_Exercise brief_:
Copy out the data below as written; omit any images.

_Input for this task_:
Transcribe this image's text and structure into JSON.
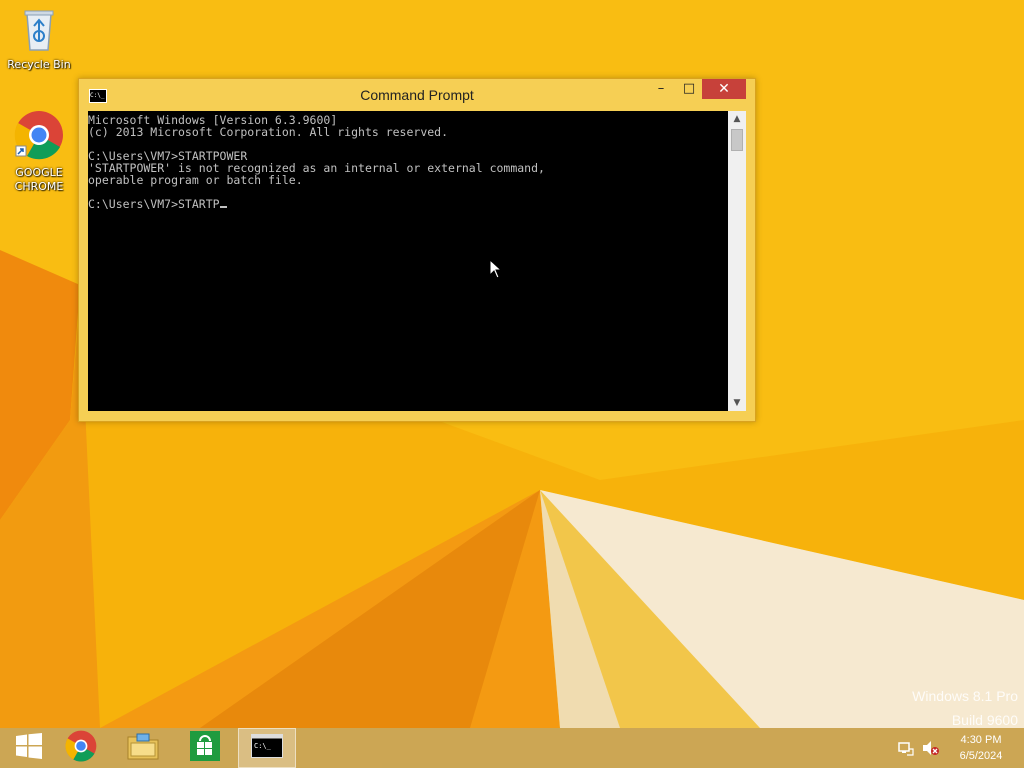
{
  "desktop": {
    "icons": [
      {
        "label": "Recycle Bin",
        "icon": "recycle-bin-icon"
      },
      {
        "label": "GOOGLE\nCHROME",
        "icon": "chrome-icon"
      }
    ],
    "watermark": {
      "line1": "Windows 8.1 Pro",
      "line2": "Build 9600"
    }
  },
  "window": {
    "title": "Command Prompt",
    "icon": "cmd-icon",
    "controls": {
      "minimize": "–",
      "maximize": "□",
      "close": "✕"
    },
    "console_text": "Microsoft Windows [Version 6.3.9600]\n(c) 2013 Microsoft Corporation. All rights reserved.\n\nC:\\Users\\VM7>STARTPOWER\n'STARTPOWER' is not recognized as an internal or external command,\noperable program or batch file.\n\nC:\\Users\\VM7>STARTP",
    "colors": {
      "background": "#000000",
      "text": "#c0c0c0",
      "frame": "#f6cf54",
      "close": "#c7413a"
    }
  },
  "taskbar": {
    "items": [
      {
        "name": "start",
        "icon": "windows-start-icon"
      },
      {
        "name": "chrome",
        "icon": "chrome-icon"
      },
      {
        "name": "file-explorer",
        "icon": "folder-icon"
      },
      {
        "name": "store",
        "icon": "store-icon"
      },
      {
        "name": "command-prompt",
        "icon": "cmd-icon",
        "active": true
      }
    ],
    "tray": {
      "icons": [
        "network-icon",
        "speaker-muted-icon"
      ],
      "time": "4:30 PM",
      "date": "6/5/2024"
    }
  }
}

_Exercise solution_:
Transcribe this image's text and structure into JSON.
{
  "desktop": {
    "icons": [
      {
        "label": "Recycle Bin",
        "icon": "recycle-bin-icon"
      },
      {
        "label": "GOOGLE\nCHROME",
        "icon": "chrome-icon"
      }
    ],
    "watermark": {
      "line1": "Windows 8.1 Pro",
      "line2": "Build 9600"
    }
  },
  "window": {
    "title": "Command Prompt",
    "icon": "cmd-icon",
    "controls": {
      "minimize": "–",
      "maximize": "□",
      "close": "✕"
    },
    "console_text": "Microsoft Windows [Version 6.3.9600]\n(c) 2013 Microsoft Corporation. All rights reserved.\n\nC:\\Users\\VM7>STARTPOWER\n'STARTPOWER' is not recognized as an internal or external command,\noperable program or batch file.\n\nC:\\Users\\VM7>STARTP",
    "colors": {
      "background": "#000000",
      "text": "#c0c0c0",
      "frame": "#f6cf54",
      "close": "#c7413a"
    }
  },
  "taskbar": {
    "items": [
      {
        "name": "start",
        "icon": "windows-start-icon"
      },
      {
        "name": "chrome",
        "icon": "chrome-icon"
      },
      {
        "name": "file-explorer",
        "icon": "folder-icon"
      },
      {
        "name": "store",
        "icon": "store-icon"
      },
      {
        "name": "command-prompt",
        "icon": "cmd-icon",
        "active": true
      }
    ],
    "tray": {
      "icons": [
        "network-icon",
        "speaker-muted-icon"
      ],
      "time": "4:30 PM",
      "date": "6/5/2024"
    }
  }
}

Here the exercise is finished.